--- Problem ---
Transcribe each of the records below exactly, excluding all pictures.
— BEGIN Data provided —
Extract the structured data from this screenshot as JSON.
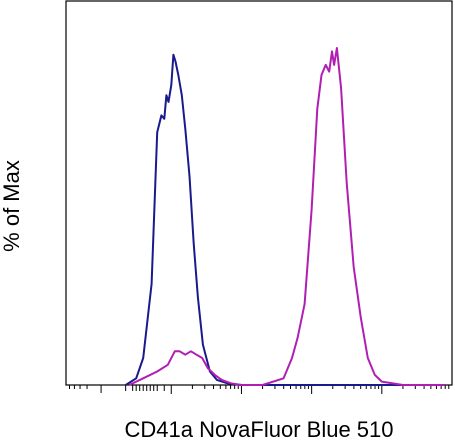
{
  "chart_data": {
    "type": "line",
    "title": "",
    "xlabel": "CD41a NovaFluor Blue 510",
    "ylabel": "% of Max",
    "xscale": "log",
    "xlim": [
      -0.5,
      5
    ],
    "ylim": [
      0,
      100
    ],
    "grid": false,
    "legend": "none",
    "x_ticks_shown": false,
    "y_ticks_shown": false,
    "series": [
      {
        "color": "#1a1a8c",
        "x": [
          0.35,
          0.5,
          0.6,
          0.72,
          0.8,
          0.86,
          0.9,
          0.93,
          0.96,
          1.0,
          1.03,
          1.06,
          1.1,
          1.15,
          1.2,
          1.26,
          1.32,
          1.38,
          1.45,
          1.55,
          1.65,
          1.8,
          2.0,
          2.5,
          3.0,
          3.5,
          4.0,
          4.5,
          4.9
        ],
        "y": [
          0,
          2,
          8,
          30,
          75,
          80,
          79,
          86,
          84,
          89,
          98,
          96,
          92,
          86,
          76,
          62,
          42,
          26,
          12,
          4,
          1.5,
          0.5,
          0,
          0,
          0,
          0,
          0,
          0,
          0
        ]
      },
      {
        "color": "#b01eb4",
        "x": [
          0.4,
          0.6,
          0.8,
          0.95,
          1.05,
          1.12,
          1.2,
          1.28,
          1.36,
          1.44,
          1.52,
          1.62,
          1.72,
          1.85,
          2.0,
          2.3,
          2.6,
          2.72,
          2.8,
          2.9,
          3.0,
          3.08,
          3.14,
          3.2,
          3.25,
          3.29,
          3.32,
          3.36,
          3.42,
          3.5,
          3.6,
          3.7,
          3.8,
          3.9,
          4.0,
          4.3,
          4.9
        ],
        "y": [
          0,
          2,
          4,
          6,
          10,
          10,
          9,
          10,
          9,
          8,
          5,
          3,
          1.5,
          0.5,
          0,
          0,
          2,
          8,
          14,
          24,
          52,
          82,
          92,
          95,
          93,
          99,
          95,
          100,
          88,
          60,
          35,
          20,
          8,
          3,
          1,
          0,
          0
        ]
      }
    ]
  }
}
— END Data provided —
--- Solved exercise ---
Extract the structured data from this screenshot as JSON.
{
  "chart_data": {
    "type": "line",
    "title": "",
    "xlabel": "CD41a NovaFluor Blue 510",
    "ylabel": "% of Max",
    "xscale": "log",
    "xlim": [
      -0.5,
      5
    ],
    "ylim": [
      0,
      100
    ],
    "grid": false,
    "legend": "none",
    "x_ticks_shown": false,
    "y_ticks_shown": false,
    "series": [
      {
        "color": "#1a1a8c",
        "x": [
          0.35,
          0.5,
          0.6,
          0.72,
          0.8,
          0.86,
          0.9,
          0.93,
          0.96,
          1.0,
          1.03,
          1.06,
          1.1,
          1.15,
          1.2,
          1.26,
          1.32,
          1.38,
          1.45,
          1.55,
          1.65,
          1.8,
          2.0,
          2.5,
          3.0,
          3.5,
          4.0,
          4.5,
          4.9
        ],
        "y": [
          0,
          2,
          8,
          30,
          75,
          80,
          79,
          86,
          84,
          89,
          98,
          96,
          92,
          86,
          76,
          62,
          42,
          26,
          12,
          4,
          1.5,
          0.5,
          0,
          0,
          0,
          0,
          0,
          0,
          0
        ]
      },
      {
        "color": "#b01eb4",
        "x": [
          0.4,
          0.6,
          0.8,
          0.95,
          1.05,
          1.12,
          1.2,
          1.28,
          1.36,
          1.44,
          1.52,
          1.62,
          1.72,
          1.85,
          2.0,
          2.3,
          2.6,
          2.72,
          2.8,
          2.9,
          3.0,
          3.08,
          3.14,
          3.2,
          3.25,
          3.29,
          3.32,
          3.36,
          3.42,
          3.5,
          3.6,
          3.7,
          3.8,
          3.9,
          4.0,
          4.3,
          4.9
        ],
        "y": [
          0,
          2,
          4,
          6,
          10,
          10,
          9,
          10,
          9,
          8,
          5,
          3,
          1.5,
          0.5,
          0,
          0,
          2,
          8,
          14,
          24,
          52,
          82,
          92,
          95,
          93,
          99,
          95,
          100,
          88,
          60,
          35,
          20,
          8,
          3,
          1,
          0,
          0
        ]
      }
    ]
  }
}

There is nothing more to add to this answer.